MATERIAL SUPPLIED:
================================
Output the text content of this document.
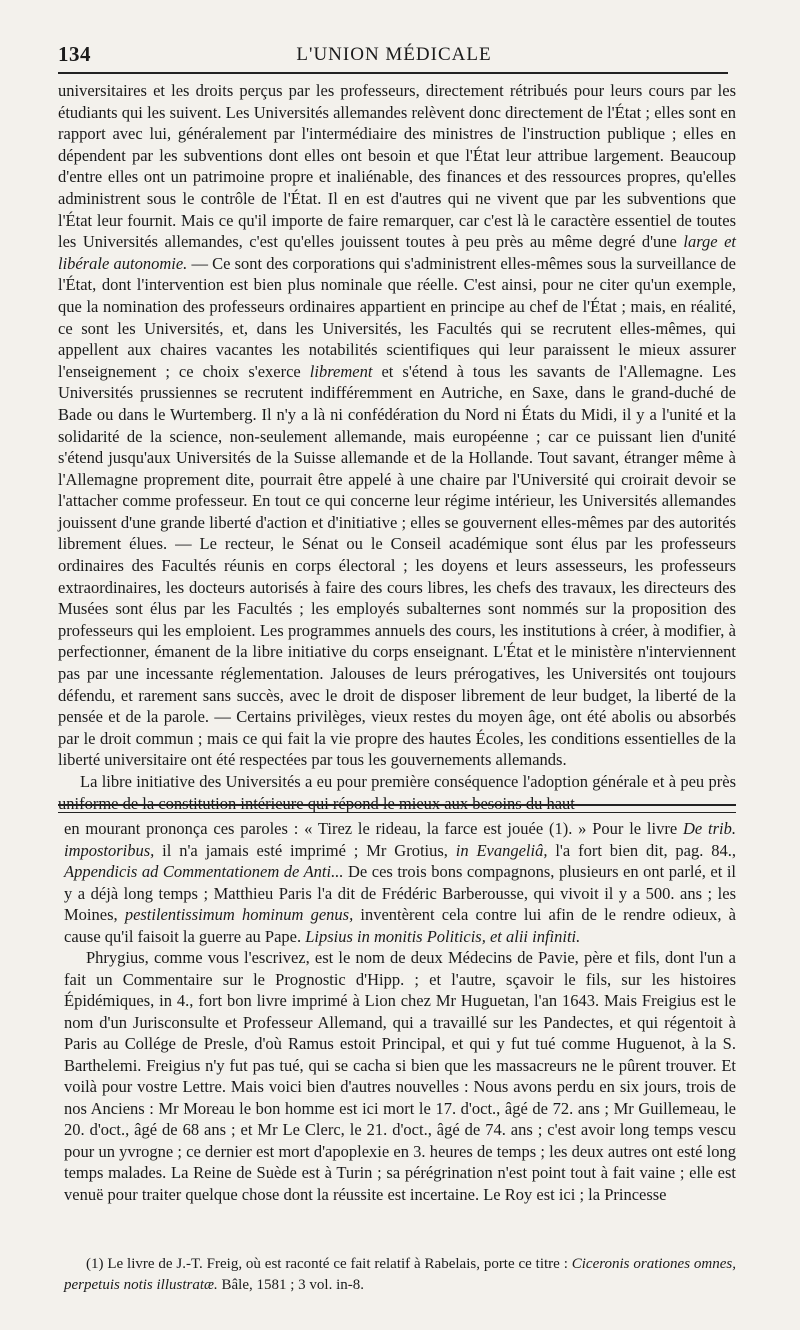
134	L'UNION MÉDICALE

universitaires et les droits perçus par les professeurs, directement rétribués pour leurs cours par les étudiants qui les suivent. Les Universités allemandes relèvent donc directement de l'État ; elles sont en rapport avec lui, généralement par l'intermédiaire des ministres de l'instruction publique ; elles en dépendent par les subventions dont elles ont besoin et que l'État leur attribue largement. Beaucoup d'entre elles ont un patrimoine propre et inaliénable, des finances et des ressources propres, qu'elles administrent sous le contrôle de l'État. Il en est d'autres qui ne vivent que par les subventions que l'État leur fournit. Mais ce qu'il importe de faire remarquer, car c'est là le caractère essentiel de toutes les Universités allemandes, c'est qu'elles jouissent toutes à peu près au même degré d'une large et libérale autonomie. — Ce sont des corporations qui s'administrent elles-mêmes sous la surveillance de l'État, dont l'intervention est bien plus nominale que réelle. C'est ainsi, pour ne citer qu'un exemple, que la nomination des professeurs ordinaires appartient en principe au chef de l'État ; mais, en réalité, ce sont les Universités, et, dans les Universités, les Facultés qui se recrutent elles-mêmes, qui appellent aux chaires vacantes les notabilités scientifiques qui leur paraissent le mieux assurer l'enseignement ; ce choix s'exerce librement et s'étend à tous les savants de l'Allemagne. Les Universités prussiennes se recrutent indifféremment en Autriche, en Saxe, dans le grand-duché de Bade ou dans le Wurtemberg. Il n'y a là ni confédération du Nord ni États du Midi, il y a l'unité et la solidarité de la science, non-seulement allemande, mais européenne ; car ce puissant lien d'unité s'étend jusqu'aux Universités de la Suisse allemande et de la Hollande. Tout savant, étranger même à l'Allemagne proprement dite, pourrait être appelé à une chaire par l'Université qui croirait devoir se l'attacher comme professeur. En tout ce qui concerne leur régime intérieur, les Universités allemandes jouissent d'une grande liberté d'action et d'initiative ; elles se gouvernent elles-mêmes par des autorités librement élues. — Le recteur, le Sénat ou le Conseil académique sont élus par les professeurs ordinaires des Facultés réunis en corps électoral ; les doyens et leurs assesseurs, les professeurs extraordinaires, les docteurs autorisés à faire des cours libres, les chefs des travaux, les directeurs des Musées sont élus par les Facultés ; les employés subalternes sont nommés sur la proposition des professeurs qui les emploient. Les programmes annuels des cours, les institutions à créer, à modifier, à perfectionner, émanent de la libre initiative du corps enseignant. L'État et le ministère n'interviennent pas par une incessante réglementation. Jalouses de leurs prérogatives, les Universités ont toujours défendu, et rarement sans succès, avec le droit de disposer librement de leur budget, la liberté de la pensée et de la parole. — Certains privilèges, vieux restes du moyen âge, ont été abolis ou absorbés par le droit commun ; mais ce qui fait la vie propre des hautes Écoles, les conditions essentielles de la liberté universitaire ont été respectées par tous les gouvernements allemands.

La libre initiative des Universités a eu pour première conséquence l'adoption générale et à peu près uniforme de la constitution intérieure qui répond le mieux aux besoins du haut

en mourant prononça ces paroles : « Tirez le rideau, la farce est jouée (1). » Pour le livre De trib. impostoribus, il n'a jamais esté imprimé ; Mr Grotius, in Evangeliâ, l'a fort bien dit, pag. 84., Appendicis ad Commentationem de Anti... De ces trois bons compagnons, plusieurs en ont parlé, et il y a déjà long temps ; Matthieu Paris l'a dit de Frédéric Barberousse, qui vivoit il y a 500. ans ; les Moines, pestilentissimum hominum genus, inventèrent cela contre lui afin de le rendre odieux, à cause qu'il faisoit la guerre au Pape. Lipsius in monitis Politicis, et alii infiniti.

Phrygius, comme vous l'escrivez, est le nom de deux Médecins de Pavie, père et fils, dont l'un a fait un Commentaire sur le Prognostic d'Hipp. ; et l'autre, sçavoir le fils, sur les histoires Épidémiques, in 4., fort bon livre imprimé à Lion chez Mr Huguetan, l'an 1643. Mais Freigius est le nom d'un Jurisconsulte et Professeur Allemand, qui a travaillé sur les Pandectes, et qui régentoit à Paris au Collége de Presle, d'où Ramus estoit Principal, et qui y fut tué comme Huguenot, à la S. Barthelemi. Freigius n'y fut pas tué, qui se cacha si bien que les massacreurs ne le pûrent trouver. Et voilà pour vostre Lettre. Mais voici bien d'autres nouvelles : Nous avons perdu en six jours, trois de nos Anciens : Mr Moreau le bon homme est ici mort le 17. d'oct., âgé de 72. ans ; Mr Guillemeau, le 20. d'oct., âgé de 68 ans ; et Mr Le Clerc, le 21. d'oct., âgé de 74. ans ; c'est avoir long temps vescu pour un yvrogne ; ce dernier est mort d'apoplexie en 3. heures de temps ; les deux autres ont esté long temps malades. La Reine de Suède est à Turin ; sa pérégrination n'est point tout à fait vaine ; elle est venuë pour traiter quelque chose dont la réussite est incertaine. Le Roy est ici ; la Princesse

(1) Le livre de J.-T. Freig, où est raconté ce fait relatif à Rabelais, porte ce titre : Ciceronis orationes omnes, perpetuis notis illustratæ. Bâle, 1581 ; 3 vol. in-8.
================================
DIRECTION:
Quote every line word for word and keep the images out of the copy.

EXERCISE ANSWER:
Output the text content of this document.
134	L'UNION MÉDICALE

universitaires et les droits perçus par les professeurs, directement rétribués pour leurs cours par les étudiants qui les suivent. Les Universités allemandes relèvent donc directement de l'État ; elles sont en rapport avec lui, généralement par l'intermédiaire des ministres de l'instruction publique ; elles en dépendent par les subventions dont elles ont besoin et que l'État leur attribue largement. Beaucoup d'entre elles ont un patrimoine propre et inaliénable, des finances et des ressources propres, qu'elles administrent sous le contrôle de l'État. Il en est d'autres qui ne vivent que par les subventions que l'État leur fournit. Mais ce qu'il importe de faire remarquer, car c'est là le caractère essentiel de toutes les Universités allemandes, c'est qu'elles jouissent toutes à peu près au même degré d'une large et libérale autonomie. — Ce sont des corporations qui s'administrent elles-mêmes sous la surveillance de l'État, dont l'intervention est bien plus nominale que réelle. C'est ainsi, pour ne citer qu'un exemple, que la nomination des professeurs ordinaires appartient en principe au chef de l'État ; mais, en réalité, ce sont les Universités, et, dans les Universités, les Facultés qui se recrutent elles-mêmes, qui appellent aux chaires vacantes les notabilités scientifiques qui leur paraissent le mieux assurer l'enseignement ; ce choix s'exerce librement et s'étend à tous les savants de l'Allemagne. Les Universités prussiennes se recrutent indifféremment en Autriche, en Saxe, dans le grand-duché de Bade ou dans le Wurtemberg. Il n'y a là ni confédération du Nord ni États du Midi, il y a l'unité et la solidarité de la science, non-seulement allemande, mais européenne ; car ce puissant lien d'unité s'étend jusqu'aux Universités de la Suisse allemande et de la Hollande. Tout savant, étranger même à l'Allemagne proprement dite, pourrait être appelé à une chaire par l'Université qui croirait devoir se l'attacher comme professeur. En tout ce qui concerne leur régime intérieur, les Universités allemandes jouissent d'une grande liberté d'action et d'initiative ; elles se gouvernent elles-mêmes par des autorités librement élues. — Le recteur, le Sénat ou le Conseil académique sont élus par les professeurs ordinaires des Facultés réunis en corps électoral ; les doyens et leurs assesseurs, les professeurs extraordinaires, les docteurs autorisés à faire des cours libres, les chefs des travaux, les directeurs des Musées sont élus par les Facultés ; les employés subalternes sont nommés sur la proposition des professeurs qui les emploient. Les programmes annuels des cours, les institutions à créer, à modifier, à perfectionner, émanent de la libre initiative du corps enseignant. L'État et le ministère n'interviennent pas par une incessante réglementation. Jalouses de leurs prérogatives, les Universités ont toujours défendu, et rarement sans succès, avec le droit de disposer librement de leur budget, la liberté de la pensée et de la parole. — Certains privilèges, vieux restes du moyen âge, ont été abolis ou absorbés par le droit commun ; mais ce qui fait la vie propre des hautes Écoles, les conditions essentielles de la liberté universitaire ont été respectées par tous les gouvernements allemands.

La libre initiative des Universités a eu pour première conséquence l'adoption générale et à peu près uniforme de la constitution intérieure qui répond le mieux aux besoins du haut

en mourant prononça ces paroles : « Tirez le rideau, la farce est jouée (1). » Pour le livre De trib. impostoribus, il n'a jamais esté imprimé ; Mr Grotius, in Evangeliâ, l'a fort bien dit, pag. 84., Appendicis ad Commentationem de Anti... De ces trois bons compagnons, plusieurs en ont parlé, et il y a déjà long temps ; Matthieu Paris l'a dit de Frédéric Barberousse, qui vivoit il y a 500. ans ; les Moines, pestilentissimum hominum genus, inventèrent cela contre lui afin de le rendre odieux, à cause qu'il faisoit la guerre au Pape. Lipsius in monitis Politicis, et alii infiniti.

Phrygius, comme vous l'escrivez, est le nom de deux Médecins de Pavie, père et fils, dont l'un a fait un Commentaire sur le Prognostic d'Hipp. ; et l'autre, sçavoir le fils, sur les histoires Épidémiques, in 4., fort bon livre imprimé à Lion chez Mr Huguetan, l'an 1643. Mais Freigius est le nom d'un Jurisconsulte et Professeur Allemand, qui a travaillé sur les Pandectes, et qui régentoit à Paris au Collége de Presle, d'où Ramus estoit Principal, et qui y fut tué comme Huguenot, à la S. Barthelemi. Freigius n'y fut pas tué, qui se cacha si bien que les massacreurs ne le pûrent trouver. Et voilà pour vostre Lettre. Mais voici bien d'autres nouvelles : Nous avons perdu en six jours, trois de nos Anciens : Mr Moreau le bon homme est ici mort le 17. d'oct., âgé de 72. ans ; Mr Guillemeau, le 20. d'oct., âgé de 68 ans ; et Mr Le Clerc, le 21. d'oct., âgé de 74. ans ; c'est avoir long temps vescu pour un yvrogne ; ce dernier est mort d'apoplexie en 3. heures de temps ; les deux autres ont esté long temps malades. La Reine de Suède est à Turin ; sa pérégrination n'est point tout à fait vaine ; elle est venuë pour traiter quelque chose dont la réussite est incertaine. Le Roy est ici ; la Princesse

(1) Le livre de J.-T. Freig, où est raconté ce fait relatif à Rabelais, porte ce titre : Ciceronis orationes omnes, perpetuis notis illustratæ. Bâle, 1581 ; 3 vol. in-8.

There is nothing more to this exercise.